━━━ Input rows
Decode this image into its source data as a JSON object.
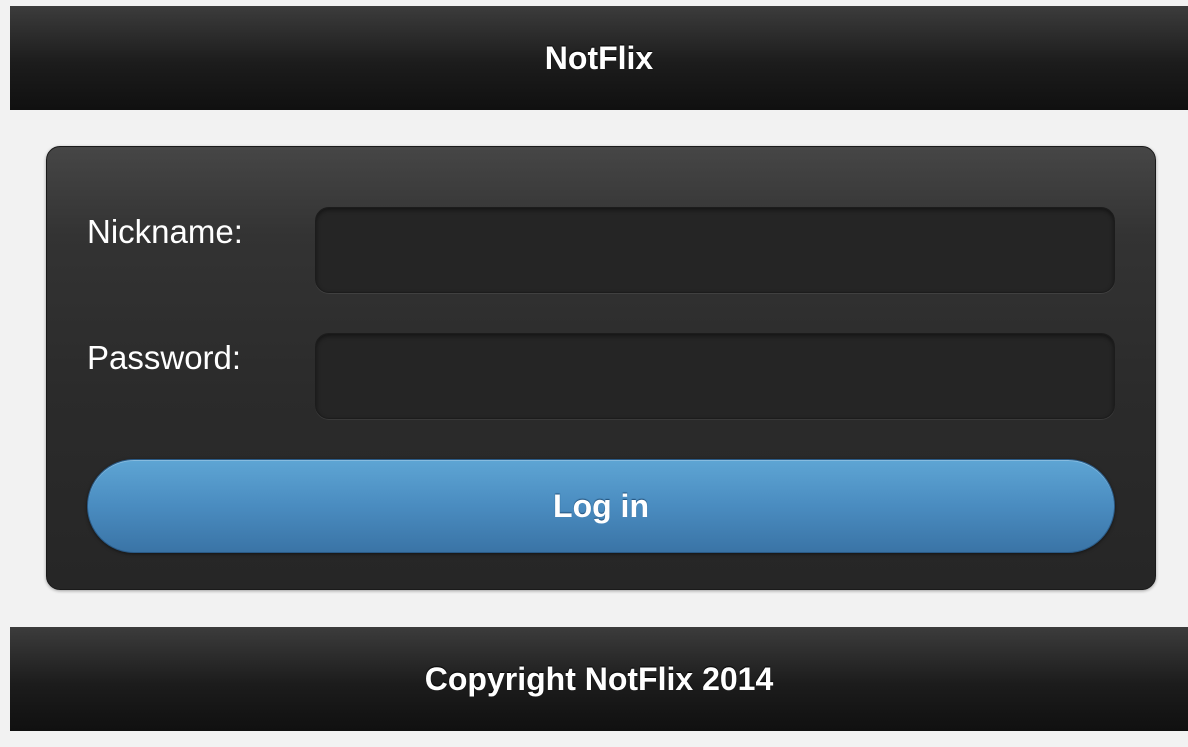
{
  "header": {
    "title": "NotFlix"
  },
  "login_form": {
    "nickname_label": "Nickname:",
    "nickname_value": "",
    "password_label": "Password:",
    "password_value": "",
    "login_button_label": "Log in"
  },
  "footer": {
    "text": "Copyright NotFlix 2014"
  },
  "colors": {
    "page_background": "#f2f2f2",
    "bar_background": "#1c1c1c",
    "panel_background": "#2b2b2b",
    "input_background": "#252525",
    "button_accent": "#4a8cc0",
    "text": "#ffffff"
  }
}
━━━━━━
What you should do - Each line holding "text" must be found and copied.

Expected output -
    "text": "Copyright NotFlix 2014"
    "text": "#ffffff"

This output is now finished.